■ PROBLEM
Bring together all lines of the material below that contain the string "image".
┄┄┄┄┄┄┄┄┄┄┄┄┄┄┄┄┄┄┄┄
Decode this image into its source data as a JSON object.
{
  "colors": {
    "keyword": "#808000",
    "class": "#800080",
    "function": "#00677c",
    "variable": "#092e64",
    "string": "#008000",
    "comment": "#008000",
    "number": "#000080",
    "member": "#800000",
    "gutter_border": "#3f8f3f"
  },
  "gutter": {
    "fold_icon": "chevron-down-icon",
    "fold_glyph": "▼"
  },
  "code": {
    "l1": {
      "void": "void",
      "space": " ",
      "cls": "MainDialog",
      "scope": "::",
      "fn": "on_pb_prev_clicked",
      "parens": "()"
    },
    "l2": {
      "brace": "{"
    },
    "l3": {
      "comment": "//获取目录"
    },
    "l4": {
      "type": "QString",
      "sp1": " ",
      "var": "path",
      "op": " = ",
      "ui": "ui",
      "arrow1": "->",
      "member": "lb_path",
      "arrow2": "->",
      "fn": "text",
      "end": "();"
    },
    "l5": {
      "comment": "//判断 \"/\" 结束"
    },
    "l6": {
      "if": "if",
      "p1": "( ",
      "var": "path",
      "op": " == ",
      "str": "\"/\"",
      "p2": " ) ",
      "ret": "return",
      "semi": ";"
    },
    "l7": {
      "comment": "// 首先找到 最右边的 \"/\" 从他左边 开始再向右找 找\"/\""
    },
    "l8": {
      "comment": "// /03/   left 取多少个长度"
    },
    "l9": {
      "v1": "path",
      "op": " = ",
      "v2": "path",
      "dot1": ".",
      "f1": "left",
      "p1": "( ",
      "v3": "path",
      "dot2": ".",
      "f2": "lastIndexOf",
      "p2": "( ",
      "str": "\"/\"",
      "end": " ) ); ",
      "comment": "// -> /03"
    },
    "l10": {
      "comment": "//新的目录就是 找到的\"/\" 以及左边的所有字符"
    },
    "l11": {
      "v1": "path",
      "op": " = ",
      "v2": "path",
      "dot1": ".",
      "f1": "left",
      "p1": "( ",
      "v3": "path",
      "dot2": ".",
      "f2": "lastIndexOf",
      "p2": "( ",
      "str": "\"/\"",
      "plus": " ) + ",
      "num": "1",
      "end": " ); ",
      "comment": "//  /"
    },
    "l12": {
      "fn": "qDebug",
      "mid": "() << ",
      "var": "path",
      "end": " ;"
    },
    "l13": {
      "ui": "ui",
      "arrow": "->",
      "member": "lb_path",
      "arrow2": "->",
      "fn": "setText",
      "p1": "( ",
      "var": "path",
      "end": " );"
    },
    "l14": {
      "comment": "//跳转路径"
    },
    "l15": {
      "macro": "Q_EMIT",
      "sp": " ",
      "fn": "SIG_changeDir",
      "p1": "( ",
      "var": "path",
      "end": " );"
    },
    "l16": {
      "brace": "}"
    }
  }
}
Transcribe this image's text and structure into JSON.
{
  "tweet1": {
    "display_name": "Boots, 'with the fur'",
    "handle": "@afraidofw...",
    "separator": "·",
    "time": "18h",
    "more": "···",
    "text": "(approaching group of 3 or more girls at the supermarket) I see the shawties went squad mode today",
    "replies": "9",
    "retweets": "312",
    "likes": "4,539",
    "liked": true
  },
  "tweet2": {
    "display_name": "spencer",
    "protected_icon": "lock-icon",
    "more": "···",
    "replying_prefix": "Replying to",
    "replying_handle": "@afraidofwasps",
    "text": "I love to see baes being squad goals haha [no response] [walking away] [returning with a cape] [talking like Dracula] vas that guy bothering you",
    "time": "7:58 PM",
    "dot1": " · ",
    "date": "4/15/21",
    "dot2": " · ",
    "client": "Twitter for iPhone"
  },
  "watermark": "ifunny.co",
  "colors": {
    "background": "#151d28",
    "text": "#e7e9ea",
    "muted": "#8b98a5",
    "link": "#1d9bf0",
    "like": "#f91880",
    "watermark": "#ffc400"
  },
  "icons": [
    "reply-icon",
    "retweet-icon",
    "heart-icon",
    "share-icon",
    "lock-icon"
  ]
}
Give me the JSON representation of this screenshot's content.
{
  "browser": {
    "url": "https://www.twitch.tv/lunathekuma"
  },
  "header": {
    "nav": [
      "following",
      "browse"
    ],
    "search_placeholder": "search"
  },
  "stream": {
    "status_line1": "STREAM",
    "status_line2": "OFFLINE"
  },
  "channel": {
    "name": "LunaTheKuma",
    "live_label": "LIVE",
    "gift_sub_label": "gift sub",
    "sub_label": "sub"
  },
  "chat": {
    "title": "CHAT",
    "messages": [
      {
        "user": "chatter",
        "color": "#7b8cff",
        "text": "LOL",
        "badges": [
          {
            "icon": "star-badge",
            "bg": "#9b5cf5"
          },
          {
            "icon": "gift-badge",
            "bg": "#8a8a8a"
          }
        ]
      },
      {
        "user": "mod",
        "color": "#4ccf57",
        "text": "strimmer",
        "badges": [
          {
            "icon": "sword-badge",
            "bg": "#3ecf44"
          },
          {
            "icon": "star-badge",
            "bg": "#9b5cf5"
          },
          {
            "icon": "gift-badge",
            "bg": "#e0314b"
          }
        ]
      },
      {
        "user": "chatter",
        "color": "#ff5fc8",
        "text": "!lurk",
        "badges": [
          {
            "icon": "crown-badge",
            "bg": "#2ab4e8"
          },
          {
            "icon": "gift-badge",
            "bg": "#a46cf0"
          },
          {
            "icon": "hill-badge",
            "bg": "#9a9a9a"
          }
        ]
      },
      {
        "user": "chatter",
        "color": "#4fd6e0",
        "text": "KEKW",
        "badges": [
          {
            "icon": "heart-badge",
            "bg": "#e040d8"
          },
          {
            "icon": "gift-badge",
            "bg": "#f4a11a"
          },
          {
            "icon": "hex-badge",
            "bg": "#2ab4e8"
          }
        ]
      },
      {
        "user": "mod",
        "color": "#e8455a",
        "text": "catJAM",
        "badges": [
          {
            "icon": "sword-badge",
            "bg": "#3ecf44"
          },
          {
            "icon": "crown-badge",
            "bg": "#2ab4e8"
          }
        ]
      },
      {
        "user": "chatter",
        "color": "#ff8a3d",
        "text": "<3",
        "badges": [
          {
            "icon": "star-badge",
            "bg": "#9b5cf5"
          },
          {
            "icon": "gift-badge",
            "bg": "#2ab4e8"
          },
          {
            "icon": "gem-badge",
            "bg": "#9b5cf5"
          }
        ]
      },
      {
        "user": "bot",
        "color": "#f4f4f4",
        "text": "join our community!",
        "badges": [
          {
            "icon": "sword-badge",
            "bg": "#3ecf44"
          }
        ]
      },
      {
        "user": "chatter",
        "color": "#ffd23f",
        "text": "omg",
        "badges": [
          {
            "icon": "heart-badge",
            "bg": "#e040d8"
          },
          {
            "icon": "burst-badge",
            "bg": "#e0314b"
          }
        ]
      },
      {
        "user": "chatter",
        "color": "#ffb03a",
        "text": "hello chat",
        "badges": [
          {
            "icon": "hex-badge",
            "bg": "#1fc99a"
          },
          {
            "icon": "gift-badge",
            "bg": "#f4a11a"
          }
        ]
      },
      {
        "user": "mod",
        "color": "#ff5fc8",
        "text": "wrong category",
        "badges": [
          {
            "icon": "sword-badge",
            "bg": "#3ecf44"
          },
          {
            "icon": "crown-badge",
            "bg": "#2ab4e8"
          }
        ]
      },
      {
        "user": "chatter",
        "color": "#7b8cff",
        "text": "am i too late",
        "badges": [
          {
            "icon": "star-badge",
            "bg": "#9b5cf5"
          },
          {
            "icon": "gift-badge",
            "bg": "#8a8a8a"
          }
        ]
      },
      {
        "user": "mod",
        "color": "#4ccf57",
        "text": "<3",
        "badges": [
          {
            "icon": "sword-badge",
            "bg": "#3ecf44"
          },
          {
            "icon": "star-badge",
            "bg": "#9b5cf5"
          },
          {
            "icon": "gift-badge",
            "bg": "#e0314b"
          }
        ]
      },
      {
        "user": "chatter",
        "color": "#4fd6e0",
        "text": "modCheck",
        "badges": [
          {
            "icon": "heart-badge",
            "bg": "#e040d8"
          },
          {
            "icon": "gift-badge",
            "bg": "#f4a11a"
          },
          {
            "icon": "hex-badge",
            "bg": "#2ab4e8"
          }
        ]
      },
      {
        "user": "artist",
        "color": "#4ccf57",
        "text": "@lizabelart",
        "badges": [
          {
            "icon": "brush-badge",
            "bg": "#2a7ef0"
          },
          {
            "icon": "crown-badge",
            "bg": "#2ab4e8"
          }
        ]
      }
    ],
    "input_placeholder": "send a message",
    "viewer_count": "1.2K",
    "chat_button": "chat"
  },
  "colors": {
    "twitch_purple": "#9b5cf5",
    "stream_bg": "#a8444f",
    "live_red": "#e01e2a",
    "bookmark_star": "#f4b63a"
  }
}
┄┄┄┄┄┄┄┄┄┄┄┄┄┄┄┄┄┄┄┄
■ FULL RESPONSE
Decode this image into its source data as a JSON object.
Transcribe this image's text and structure into JSON.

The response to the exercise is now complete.